GIVEN REQUEST: Format the lines from the first one through the one containing "The channel 404 is at (583, 251).", both included, as a numbered list. Skip blank lines and leave out the pictures.

==== RECORDED DATA ====

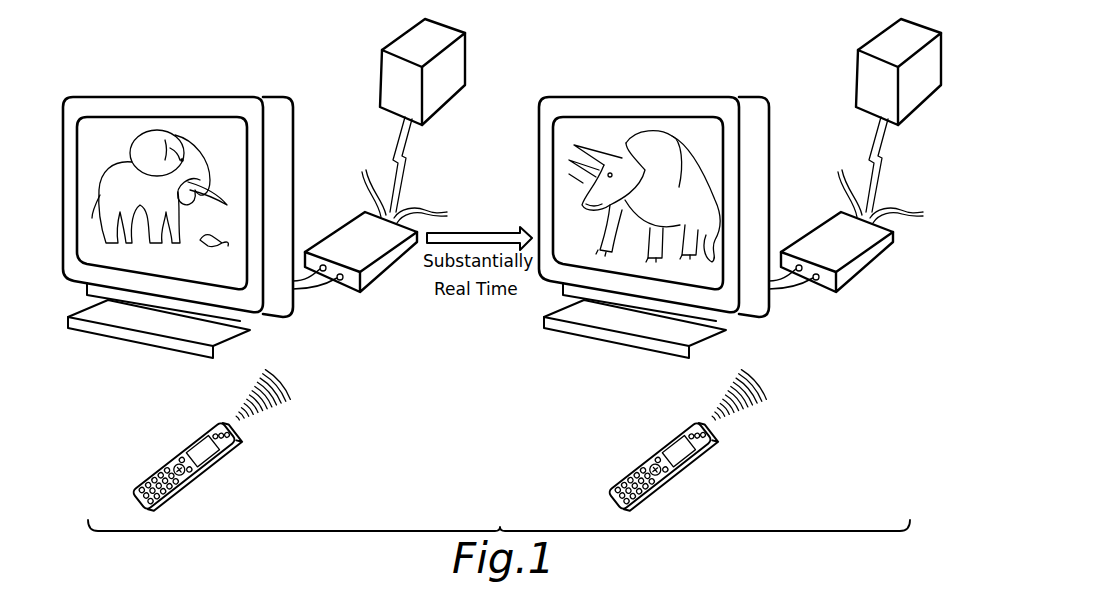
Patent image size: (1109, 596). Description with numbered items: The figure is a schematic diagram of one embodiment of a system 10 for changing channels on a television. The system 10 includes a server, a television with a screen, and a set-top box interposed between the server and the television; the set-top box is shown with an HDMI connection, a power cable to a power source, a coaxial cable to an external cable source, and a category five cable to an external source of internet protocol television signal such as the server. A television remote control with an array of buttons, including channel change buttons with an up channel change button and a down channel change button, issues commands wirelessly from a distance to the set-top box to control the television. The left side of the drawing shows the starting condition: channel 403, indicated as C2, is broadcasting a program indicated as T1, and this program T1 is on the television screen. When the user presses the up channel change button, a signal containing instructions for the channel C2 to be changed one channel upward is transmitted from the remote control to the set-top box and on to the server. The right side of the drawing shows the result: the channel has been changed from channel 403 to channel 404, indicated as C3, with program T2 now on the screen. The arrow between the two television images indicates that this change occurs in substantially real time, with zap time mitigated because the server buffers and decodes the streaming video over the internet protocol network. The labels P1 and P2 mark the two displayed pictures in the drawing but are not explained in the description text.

The system for changing channels 10 is at (512, 410).
The program displayed at first time P1 is at (117, 133).
The program displayed at second time P2 is at (634, 138).
The channel C2 is at (92, 254).
The channel C3 is at (555, 310).
The program T1 is at (238, 273).
The program T2 is at (706, 330).
The channel 403 is at (107, 251).
The channel 404 is at (583, 251).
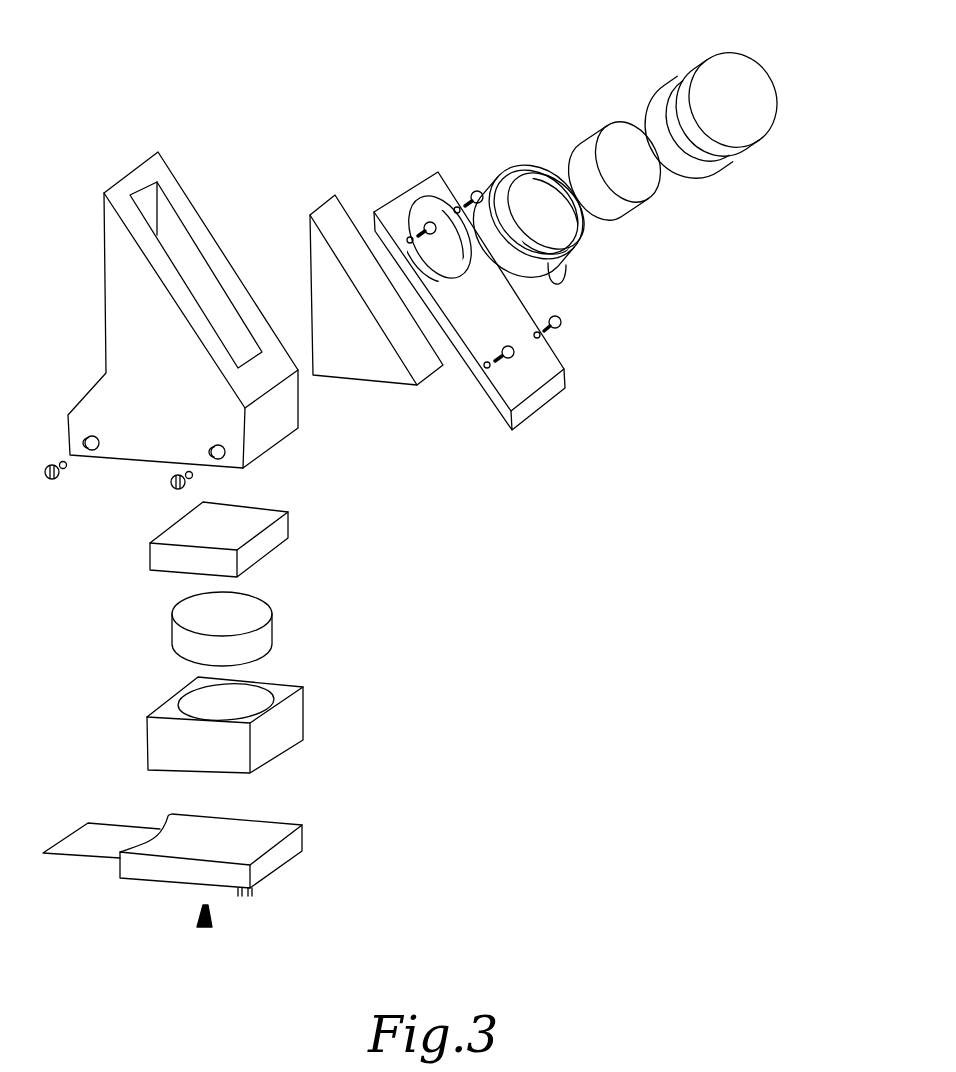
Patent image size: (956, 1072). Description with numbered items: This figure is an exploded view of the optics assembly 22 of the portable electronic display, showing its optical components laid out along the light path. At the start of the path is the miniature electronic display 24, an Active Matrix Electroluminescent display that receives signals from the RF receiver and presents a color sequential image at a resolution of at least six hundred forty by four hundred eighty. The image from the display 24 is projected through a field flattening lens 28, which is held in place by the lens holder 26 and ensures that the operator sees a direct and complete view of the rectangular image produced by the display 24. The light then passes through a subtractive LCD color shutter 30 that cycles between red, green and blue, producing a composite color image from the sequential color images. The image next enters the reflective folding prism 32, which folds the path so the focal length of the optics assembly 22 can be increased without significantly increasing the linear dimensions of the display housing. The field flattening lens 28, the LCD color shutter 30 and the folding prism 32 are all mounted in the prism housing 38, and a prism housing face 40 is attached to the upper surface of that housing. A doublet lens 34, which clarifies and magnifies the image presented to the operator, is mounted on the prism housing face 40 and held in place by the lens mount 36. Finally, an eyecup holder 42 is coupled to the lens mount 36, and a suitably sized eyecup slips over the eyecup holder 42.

The optics assembly 22 is at (790, 393).
The miniature electronic display 24 is at (307, 833).
The lens holder 26 is at (305, 715).
The field flattening lens 28 is at (273, 633).
The subtractive LCD color shutter 30 is at (289, 520).
The reflective folding prism 32 is at (323, 192).
The doublet lens 34 is at (637, 213).
The lens mount 36 is at (520, 167).
The prism housing 38 is at (140, 170).
The prism housing face 40 is at (427, 170).
The eyecup holder 42 is at (733, 53).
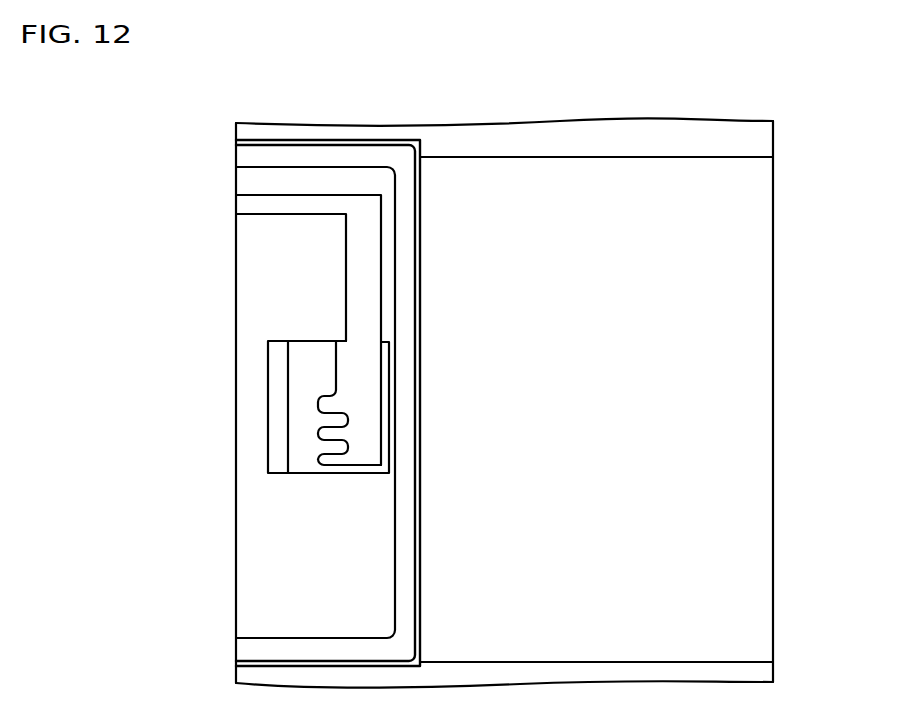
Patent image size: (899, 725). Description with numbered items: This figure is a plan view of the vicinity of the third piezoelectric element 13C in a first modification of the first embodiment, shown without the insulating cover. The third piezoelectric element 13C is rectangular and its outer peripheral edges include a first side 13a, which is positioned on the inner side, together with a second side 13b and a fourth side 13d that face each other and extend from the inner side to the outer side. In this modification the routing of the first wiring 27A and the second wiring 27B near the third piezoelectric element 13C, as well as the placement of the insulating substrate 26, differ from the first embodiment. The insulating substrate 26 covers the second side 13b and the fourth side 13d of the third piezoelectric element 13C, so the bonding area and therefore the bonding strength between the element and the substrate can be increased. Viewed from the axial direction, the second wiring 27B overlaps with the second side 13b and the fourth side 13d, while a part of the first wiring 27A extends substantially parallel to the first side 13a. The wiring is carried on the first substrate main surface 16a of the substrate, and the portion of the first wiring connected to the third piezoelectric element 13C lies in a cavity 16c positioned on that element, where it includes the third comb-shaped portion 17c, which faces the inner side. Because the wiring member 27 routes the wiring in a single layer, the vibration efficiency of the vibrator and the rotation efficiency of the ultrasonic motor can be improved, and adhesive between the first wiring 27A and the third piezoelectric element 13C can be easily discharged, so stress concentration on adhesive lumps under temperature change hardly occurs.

The third piezoelectric element 13C is at (747, 321).
The second side 13b is at (720, 157).
The fourth side 13d is at (720, 662).
The first side 13a is at (287, 402).
The wiring member 27 is at (263, 403).
The second wiring 27B is at (245, 156).
The first wiring 27A is at (245, 205).
The insulating substrate 26 is at (245, 240).
The first substrate main surface 16a is at (250, 485).
The cavity 16c is at (277, 376).
The third comb-shaped portion 17c is at (326, 430).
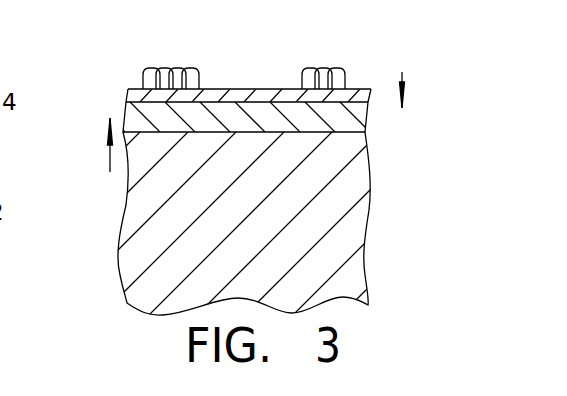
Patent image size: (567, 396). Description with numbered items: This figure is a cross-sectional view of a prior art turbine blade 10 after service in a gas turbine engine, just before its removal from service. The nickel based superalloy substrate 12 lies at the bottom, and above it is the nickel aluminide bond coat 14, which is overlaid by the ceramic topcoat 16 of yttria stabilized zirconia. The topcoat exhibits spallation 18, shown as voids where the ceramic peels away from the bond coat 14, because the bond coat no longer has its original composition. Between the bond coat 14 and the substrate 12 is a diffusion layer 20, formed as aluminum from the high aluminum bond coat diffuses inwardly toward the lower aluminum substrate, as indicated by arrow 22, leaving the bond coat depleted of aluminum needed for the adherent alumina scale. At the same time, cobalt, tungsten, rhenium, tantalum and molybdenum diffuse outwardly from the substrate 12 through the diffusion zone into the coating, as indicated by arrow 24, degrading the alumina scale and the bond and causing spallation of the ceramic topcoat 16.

The turbine blade 10 is at (92, 268).
The nickel based superalloy substrate 12 is at (365, 223).
The bond coat 14 is at (373, 95).
The ceramic topcoat 16 is at (322, 68).
The spallation 18 is at (246, 56).
The diffusion layer 20 is at (370, 115).
The arrow 22 is at (404, 78).
The arrow 24 is at (110, 158).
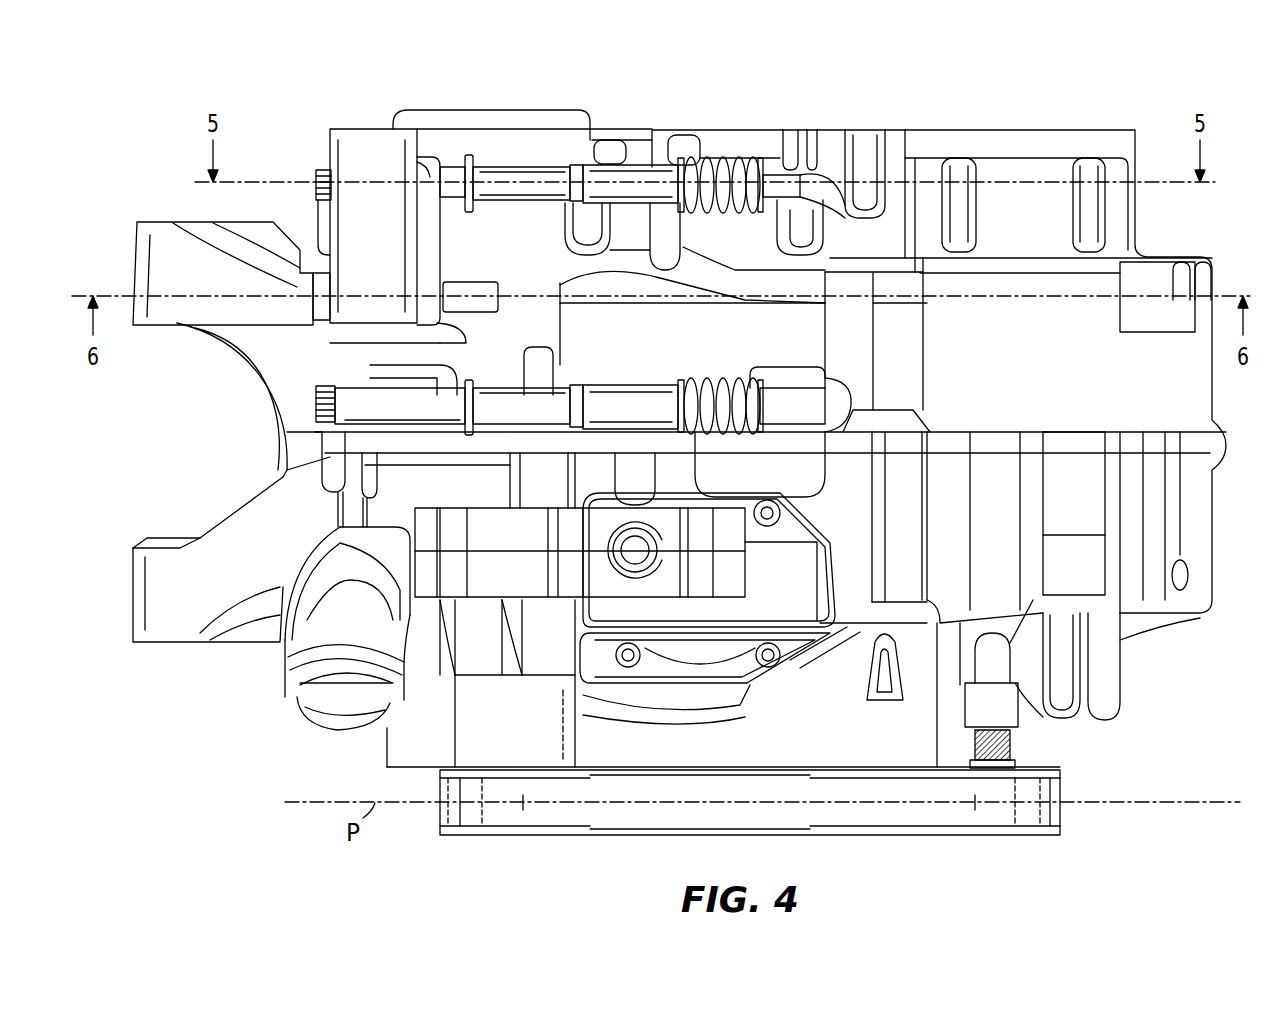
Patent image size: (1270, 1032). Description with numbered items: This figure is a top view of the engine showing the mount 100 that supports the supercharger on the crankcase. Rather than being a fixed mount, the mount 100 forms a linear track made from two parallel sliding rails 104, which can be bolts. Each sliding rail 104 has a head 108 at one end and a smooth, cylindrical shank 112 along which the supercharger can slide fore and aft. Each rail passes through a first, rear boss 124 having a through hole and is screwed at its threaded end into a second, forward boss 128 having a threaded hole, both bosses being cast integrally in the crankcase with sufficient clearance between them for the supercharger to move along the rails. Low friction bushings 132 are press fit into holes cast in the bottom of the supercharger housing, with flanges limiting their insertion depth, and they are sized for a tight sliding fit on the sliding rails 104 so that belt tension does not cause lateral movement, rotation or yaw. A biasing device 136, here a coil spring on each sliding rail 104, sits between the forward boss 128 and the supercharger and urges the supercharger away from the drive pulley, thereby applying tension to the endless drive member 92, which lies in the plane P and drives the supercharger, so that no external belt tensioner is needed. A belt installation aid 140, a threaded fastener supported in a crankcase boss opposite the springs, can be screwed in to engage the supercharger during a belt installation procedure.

The mount 100 is at (257, 74).
The sliding rails 104 is at (314, 176).
The head 108 is at (323, 170).
The shank 112 is at (577, 172).
The first (rear) boss 124 is at (803, 175).
The second (forward) boss 128 is at (373, 416).
The bushings 132 is at (622, 172).
The biasing device 136 is at (697, 170).
The belt installation aid 140 is at (313, 288).
The endless drive member 92 is at (625, 826).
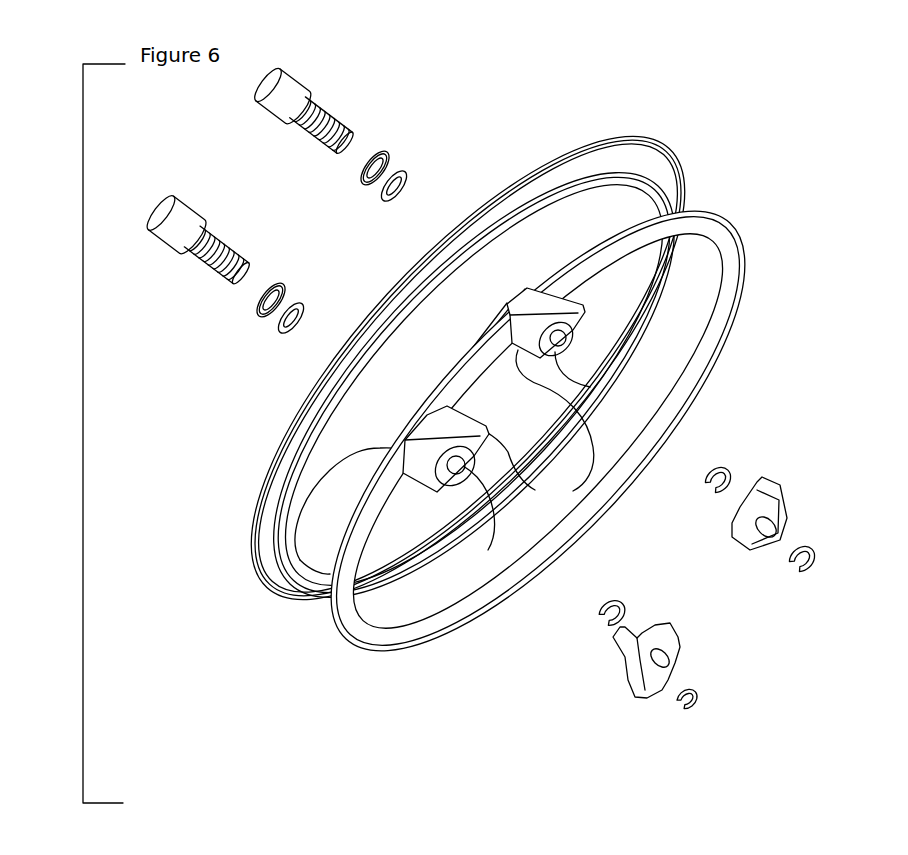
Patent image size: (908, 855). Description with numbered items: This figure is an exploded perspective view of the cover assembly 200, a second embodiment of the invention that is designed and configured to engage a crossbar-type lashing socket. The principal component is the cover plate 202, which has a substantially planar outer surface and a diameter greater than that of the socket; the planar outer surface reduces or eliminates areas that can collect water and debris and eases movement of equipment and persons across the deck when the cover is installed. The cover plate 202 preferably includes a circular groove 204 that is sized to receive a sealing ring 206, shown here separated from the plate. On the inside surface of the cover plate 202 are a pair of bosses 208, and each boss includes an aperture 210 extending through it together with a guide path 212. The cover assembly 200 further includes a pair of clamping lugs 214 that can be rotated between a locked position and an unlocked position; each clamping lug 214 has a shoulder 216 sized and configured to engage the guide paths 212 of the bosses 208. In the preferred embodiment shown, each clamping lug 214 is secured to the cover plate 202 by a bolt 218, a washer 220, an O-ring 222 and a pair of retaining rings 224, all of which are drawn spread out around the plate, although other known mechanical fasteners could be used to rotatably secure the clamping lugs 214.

====

EXERCISE RESULT:
1. Patent image size: (1109, 596). Description with numbered items: The figure is a schematic diagram of one embodiment of a system 10 for changing channels on a television. The system 10 includes a server, a television with a screen, and a set-top box interposed between the server and the television; the set-top box is shown with an HDMI connection, a power cable to a power source, a coaxial cable to an external cable source, and a category five cable to an external source of internet protocol television signal such as the server. A television remote control with an array of buttons, including channel change buttons with an up channel change button and a down channel change button, issues commands wirelessly from a distance to the set-top box to control the television. The left side of the drawing shows the starting condition: channel 403, indicated as C2, is broadcasting a program indicated as T1, and this program T1 is on the television screen. When the user presses the up channel change button, a signal containing instructions for the channel C2 to be changed one channel upward is transmitted from the remote control to the set-top box and on to the server. The right side of the drawing shows the result: the channel has been changed from channel 403 to channel 404, indicated as C3, with program T2 now on the screen. The arrow between the two television images indicates that this change occurs in substantially real time, with zap time mitigated because the server buffers and decodes the streaming video over the internet protocol network. The labels P1 and P2 mark the two displayed pictures in the drawing but are not explained in the description text.
2. The system for changing channels 10 is at (512, 410).
3. The program displayed at first time P1 is at (117, 133).
4. The program displayed at second time P2 is at (634, 138).
5. The channel C2 is at (92, 254).
6. The channel C3 is at (555, 310).
7. The program T1 is at (238, 273).
8. The program T2 is at (706, 330).
9. The channel 403 is at (107, 251).
10. The channel 404 is at (583, 251).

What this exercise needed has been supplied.